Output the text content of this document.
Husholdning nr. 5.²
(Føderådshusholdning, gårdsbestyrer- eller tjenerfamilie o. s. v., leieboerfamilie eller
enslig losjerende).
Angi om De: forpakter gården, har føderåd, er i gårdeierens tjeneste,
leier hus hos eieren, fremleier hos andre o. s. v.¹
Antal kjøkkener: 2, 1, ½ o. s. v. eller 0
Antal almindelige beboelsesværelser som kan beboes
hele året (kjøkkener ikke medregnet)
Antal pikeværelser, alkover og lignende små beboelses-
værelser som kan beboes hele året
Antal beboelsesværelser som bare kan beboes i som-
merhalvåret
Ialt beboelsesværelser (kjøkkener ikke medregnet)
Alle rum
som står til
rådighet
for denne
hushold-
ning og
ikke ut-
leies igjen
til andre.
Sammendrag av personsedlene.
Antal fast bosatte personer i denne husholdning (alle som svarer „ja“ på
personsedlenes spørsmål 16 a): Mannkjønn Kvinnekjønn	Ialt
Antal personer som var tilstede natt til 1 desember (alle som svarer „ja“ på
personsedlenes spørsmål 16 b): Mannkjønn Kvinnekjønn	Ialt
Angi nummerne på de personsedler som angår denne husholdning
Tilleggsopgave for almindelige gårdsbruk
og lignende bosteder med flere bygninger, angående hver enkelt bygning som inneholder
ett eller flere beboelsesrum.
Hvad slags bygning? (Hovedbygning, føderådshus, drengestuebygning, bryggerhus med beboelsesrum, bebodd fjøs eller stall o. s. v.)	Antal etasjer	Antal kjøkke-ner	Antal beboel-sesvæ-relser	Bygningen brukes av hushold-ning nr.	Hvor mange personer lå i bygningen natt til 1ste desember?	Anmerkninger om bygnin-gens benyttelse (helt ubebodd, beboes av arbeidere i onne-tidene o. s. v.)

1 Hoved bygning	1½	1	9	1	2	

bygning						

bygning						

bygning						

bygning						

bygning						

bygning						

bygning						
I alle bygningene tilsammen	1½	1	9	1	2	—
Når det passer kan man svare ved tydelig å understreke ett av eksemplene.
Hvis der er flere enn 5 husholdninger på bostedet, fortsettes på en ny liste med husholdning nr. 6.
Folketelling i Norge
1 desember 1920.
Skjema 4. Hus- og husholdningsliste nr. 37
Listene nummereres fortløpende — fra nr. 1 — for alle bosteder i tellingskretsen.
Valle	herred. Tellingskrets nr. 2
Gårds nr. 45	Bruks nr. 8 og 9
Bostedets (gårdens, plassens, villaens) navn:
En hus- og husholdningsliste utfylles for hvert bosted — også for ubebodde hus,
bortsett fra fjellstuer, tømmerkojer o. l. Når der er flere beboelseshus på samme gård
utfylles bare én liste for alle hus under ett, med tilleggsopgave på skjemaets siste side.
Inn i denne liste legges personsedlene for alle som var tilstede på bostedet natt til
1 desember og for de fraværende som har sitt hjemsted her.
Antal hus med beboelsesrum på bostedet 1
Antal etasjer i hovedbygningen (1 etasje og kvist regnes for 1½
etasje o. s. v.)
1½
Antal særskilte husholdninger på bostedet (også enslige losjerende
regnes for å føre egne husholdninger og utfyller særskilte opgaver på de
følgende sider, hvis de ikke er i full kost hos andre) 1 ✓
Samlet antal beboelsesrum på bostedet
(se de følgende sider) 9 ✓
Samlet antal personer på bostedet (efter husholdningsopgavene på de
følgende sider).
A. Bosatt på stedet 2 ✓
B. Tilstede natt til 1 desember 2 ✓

*Your goal*: Look through the lines above and collect those with the word "Samlet".

*Output for this task*:
Samlet antal beboelsesrum på bostedet
Samlet antal personer på bostedet (efter husholdningsopgavene på de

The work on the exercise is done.